* [Exercise objective]
Scan the entries below and extract each line with the word "ending" in it.

* [Records for this exercise]
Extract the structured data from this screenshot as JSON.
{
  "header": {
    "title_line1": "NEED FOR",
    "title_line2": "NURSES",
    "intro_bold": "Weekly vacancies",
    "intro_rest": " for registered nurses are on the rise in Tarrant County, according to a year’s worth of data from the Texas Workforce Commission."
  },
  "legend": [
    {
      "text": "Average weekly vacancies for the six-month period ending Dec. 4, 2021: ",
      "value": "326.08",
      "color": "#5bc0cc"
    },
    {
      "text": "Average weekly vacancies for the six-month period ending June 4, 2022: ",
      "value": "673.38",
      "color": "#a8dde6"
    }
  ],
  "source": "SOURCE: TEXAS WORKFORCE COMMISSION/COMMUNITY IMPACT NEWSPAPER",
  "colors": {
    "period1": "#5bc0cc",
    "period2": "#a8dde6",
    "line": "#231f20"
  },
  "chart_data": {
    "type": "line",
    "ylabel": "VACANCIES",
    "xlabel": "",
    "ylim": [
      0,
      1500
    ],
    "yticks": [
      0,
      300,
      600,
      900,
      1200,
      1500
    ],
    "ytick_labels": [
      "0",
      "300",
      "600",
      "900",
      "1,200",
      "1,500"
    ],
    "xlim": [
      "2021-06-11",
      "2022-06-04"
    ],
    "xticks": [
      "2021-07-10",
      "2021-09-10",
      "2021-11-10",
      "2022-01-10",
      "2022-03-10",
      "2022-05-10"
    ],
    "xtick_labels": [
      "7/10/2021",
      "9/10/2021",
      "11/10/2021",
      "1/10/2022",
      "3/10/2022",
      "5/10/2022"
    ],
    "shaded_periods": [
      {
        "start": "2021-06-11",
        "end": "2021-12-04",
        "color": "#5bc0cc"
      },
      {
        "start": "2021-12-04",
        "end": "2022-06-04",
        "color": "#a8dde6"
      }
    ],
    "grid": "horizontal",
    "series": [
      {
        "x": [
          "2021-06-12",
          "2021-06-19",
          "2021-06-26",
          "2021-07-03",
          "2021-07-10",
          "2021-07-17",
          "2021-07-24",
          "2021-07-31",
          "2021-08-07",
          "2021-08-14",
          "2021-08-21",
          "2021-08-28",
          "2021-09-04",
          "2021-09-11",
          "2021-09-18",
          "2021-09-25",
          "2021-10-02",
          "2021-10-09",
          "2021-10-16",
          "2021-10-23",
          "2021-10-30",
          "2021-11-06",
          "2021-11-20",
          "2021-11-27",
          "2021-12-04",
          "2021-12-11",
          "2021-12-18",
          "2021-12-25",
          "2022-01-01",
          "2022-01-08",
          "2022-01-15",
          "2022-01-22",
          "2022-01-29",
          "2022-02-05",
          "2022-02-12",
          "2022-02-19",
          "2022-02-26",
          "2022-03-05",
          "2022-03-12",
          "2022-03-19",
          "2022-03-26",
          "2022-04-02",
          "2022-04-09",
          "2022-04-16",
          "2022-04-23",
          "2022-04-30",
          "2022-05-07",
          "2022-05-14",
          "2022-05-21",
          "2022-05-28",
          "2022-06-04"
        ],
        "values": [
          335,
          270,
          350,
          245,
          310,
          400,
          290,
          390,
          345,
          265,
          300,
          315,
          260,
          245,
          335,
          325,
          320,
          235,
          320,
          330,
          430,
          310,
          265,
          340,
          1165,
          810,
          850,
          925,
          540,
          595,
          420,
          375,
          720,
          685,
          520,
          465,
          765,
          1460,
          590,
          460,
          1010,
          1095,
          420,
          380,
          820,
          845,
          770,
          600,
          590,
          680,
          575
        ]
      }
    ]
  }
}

* [Worked solution]
      "text": "Average weekly vacancies for the six-month period ending Dec. 4, 2021: ",
      "text": "Average weekly vacancies for the six-month period ending June 4, 2022: ",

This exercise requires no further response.